■ Description of the task
Print exactly the lines from the one containing "Output the text content of this document." through the last line of the records below, both included, and nothing else; omit any pictures.

(Collected data)
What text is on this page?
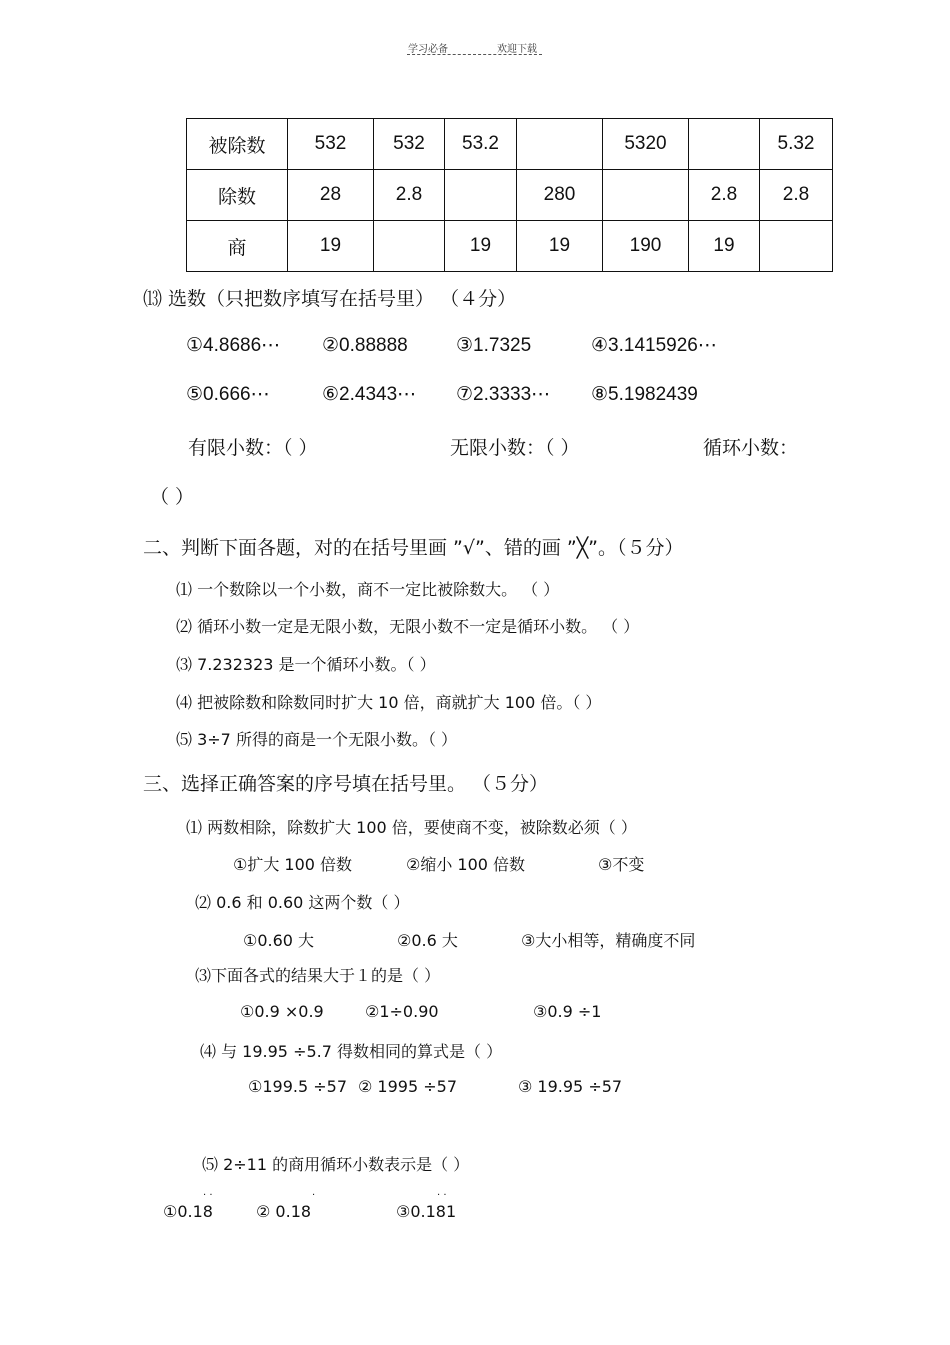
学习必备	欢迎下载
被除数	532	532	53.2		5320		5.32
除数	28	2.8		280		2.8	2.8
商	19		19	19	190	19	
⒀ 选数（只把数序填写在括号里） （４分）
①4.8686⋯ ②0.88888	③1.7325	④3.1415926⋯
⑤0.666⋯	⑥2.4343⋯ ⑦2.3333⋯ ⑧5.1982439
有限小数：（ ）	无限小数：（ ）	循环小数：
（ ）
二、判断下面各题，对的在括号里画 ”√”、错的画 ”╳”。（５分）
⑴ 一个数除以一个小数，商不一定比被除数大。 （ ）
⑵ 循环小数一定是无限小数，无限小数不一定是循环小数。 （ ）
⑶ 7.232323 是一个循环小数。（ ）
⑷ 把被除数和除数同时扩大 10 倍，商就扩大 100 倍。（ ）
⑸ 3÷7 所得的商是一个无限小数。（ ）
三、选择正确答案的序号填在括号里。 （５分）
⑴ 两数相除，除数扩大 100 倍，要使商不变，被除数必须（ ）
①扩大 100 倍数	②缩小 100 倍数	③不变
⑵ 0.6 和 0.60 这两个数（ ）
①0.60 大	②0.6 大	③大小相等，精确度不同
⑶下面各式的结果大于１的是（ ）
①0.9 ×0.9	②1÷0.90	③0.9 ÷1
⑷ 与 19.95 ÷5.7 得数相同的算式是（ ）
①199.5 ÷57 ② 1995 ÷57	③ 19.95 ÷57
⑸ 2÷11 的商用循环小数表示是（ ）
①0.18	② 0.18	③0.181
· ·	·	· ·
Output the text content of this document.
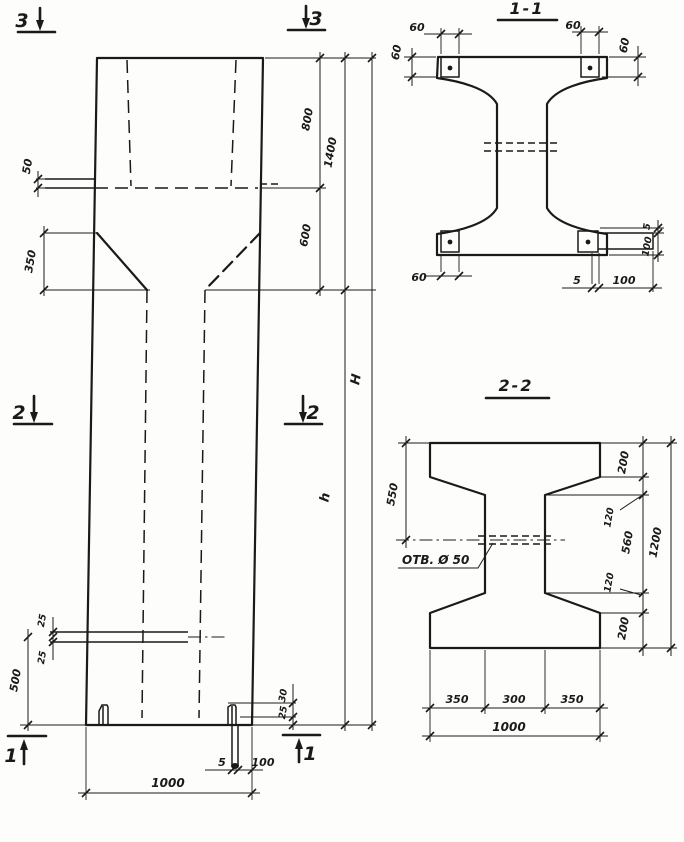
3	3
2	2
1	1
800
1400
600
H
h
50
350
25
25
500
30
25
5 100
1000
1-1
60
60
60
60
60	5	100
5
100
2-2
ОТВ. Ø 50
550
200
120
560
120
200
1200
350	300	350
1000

■ Full solution
Output the text content of this document.
3	3
2	2
1	1
800
1400
600
H
h
50
350
25
25
500
30
25
5 100
1000
1-1
60
60
60
60
60	5	100
5
100
2-2
ОТВ. Ø 50
550
200
120
560
120
200
1200
350	300	350
1000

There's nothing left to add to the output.